▶ RECORDS SHOWN
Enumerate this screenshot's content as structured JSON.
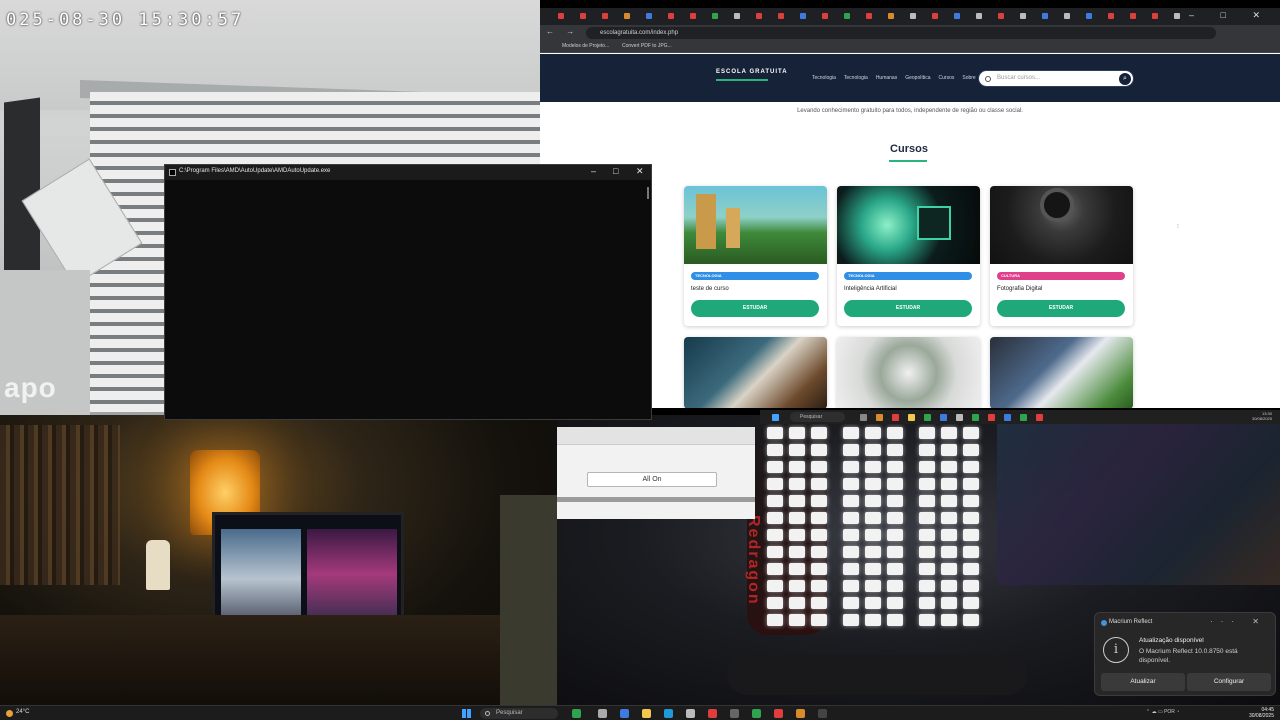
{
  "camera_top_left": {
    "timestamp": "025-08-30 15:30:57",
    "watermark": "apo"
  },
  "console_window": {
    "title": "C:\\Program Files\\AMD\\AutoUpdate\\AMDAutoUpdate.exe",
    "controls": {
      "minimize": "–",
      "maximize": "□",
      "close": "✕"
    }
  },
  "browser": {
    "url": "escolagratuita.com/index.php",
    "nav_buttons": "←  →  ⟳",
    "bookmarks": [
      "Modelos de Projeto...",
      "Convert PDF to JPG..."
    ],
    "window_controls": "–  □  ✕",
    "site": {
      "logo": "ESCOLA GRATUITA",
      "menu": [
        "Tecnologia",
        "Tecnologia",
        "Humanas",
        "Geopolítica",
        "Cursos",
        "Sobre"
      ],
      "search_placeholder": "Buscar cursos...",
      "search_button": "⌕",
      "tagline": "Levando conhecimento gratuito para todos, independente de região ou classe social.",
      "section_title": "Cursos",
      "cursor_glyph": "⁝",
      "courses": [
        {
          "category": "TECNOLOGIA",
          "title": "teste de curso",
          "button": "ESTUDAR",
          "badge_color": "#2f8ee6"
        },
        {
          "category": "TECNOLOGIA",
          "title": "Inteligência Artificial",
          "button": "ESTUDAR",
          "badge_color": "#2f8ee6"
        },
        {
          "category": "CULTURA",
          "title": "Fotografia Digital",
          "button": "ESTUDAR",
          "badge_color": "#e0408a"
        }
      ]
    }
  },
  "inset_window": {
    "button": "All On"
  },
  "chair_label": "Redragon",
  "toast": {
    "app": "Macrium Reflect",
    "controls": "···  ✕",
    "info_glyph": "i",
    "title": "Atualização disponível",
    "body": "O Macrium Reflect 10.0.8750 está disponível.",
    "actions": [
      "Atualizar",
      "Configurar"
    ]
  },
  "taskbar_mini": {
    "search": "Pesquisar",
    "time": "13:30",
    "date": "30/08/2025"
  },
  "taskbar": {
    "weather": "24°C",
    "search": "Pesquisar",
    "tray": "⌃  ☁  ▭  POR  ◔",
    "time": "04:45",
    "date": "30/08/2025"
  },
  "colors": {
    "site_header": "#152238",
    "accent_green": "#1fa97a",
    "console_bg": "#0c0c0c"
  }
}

▶ WORK TO BE COMPLETED
Keep the pictures out of the copy and return the rest of the data above exactly.

▶ TASK SOLUTION
Enumerate this screenshot's content as structured JSON.
{
  "camera_top_left": {
    "timestamp": "025-08-30 15:30:57",
    "watermark": "apo"
  },
  "console_window": {
    "title": "C:\\Program Files\\AMD\\AutoUpdate\\AMDAutoUpdate.exe",
    "controls": {
      "minimize": "–",
      "maximize": "□",
      "close": "✕"
    }
  },
  "browser": {
    "url": "escolagratuita.com/index.php",
    "nav_buttons": "←  →  ⟳",
    "bookmarks": [
      "Modelos de Projeto...",
      "Convert PDF to JPG..."
    ],
    "window_controls": "–  □  ✕",
    "site": {
      "logo": "ESCOLA GRATUITA",
      "menu": [
        "Tecnologia",
        "Tecnologia",
        "Humanas",
        "Geopolítica",
        "Cursos",
        "Sobre"
      ],
      "search_placeholder": "Buscar cursos...",
      "search_button": "⌕",
      "tagline": "Levando conhecimento gratuito para todos, independente de região ou classe social.",
      "section_title": "Cursos",
      "cursor_glyph": "⁝",
      "courses": [
        {
          "category": "TECNOLOGIA",
          "title": "teste de curso",
          "button": "ESTUDAR",
          "badge_color": "#2f8ee6"
        },
        {
          "category": "TECNOLOGIA",
          "title": "Inteligência Artificial",
          "button": "ESTUDAR",
          "badge_color": "#2f8ee6"
        },
        {
          "category": "CULTURA",
          "title": "Fotografia Digital",
          "button": "ESTUDAR",
          "badge_color": "#e0408a"
        }
      ]
    }
  },
  "inset_window": {
    "button": "All On"
  },
  "chair_label": "Redragon",
  "toast": {
    "app": "Macrium Reflect",
    "controls": "···  ✕",
    "info_glyph": "i",
    "title": "Atualização disponível",
    "body": "O Macrium Reflect 10.0.8750 está disponível.",
    "actions": [
      "Atualizar",
      "Configurar"
    ]
  },
  "taskbar_mini": {
    "search": "Pesquisar",
    "time": "13:30",
    "date": "30/08/2025"
  },
  "taskbar": {
    "weather": "24°C",
    "search": "Pesquisar",
    "tray": "⌃  ☁  ▭  POR  ◔",
    "time": "04:45",
    "date": "30/08/2025"
  },
  "colors": {
    "site_header": "#152238",
    "accent_green": "#1fa97a",
    "console_bg": "#0c0c0c"
  }
}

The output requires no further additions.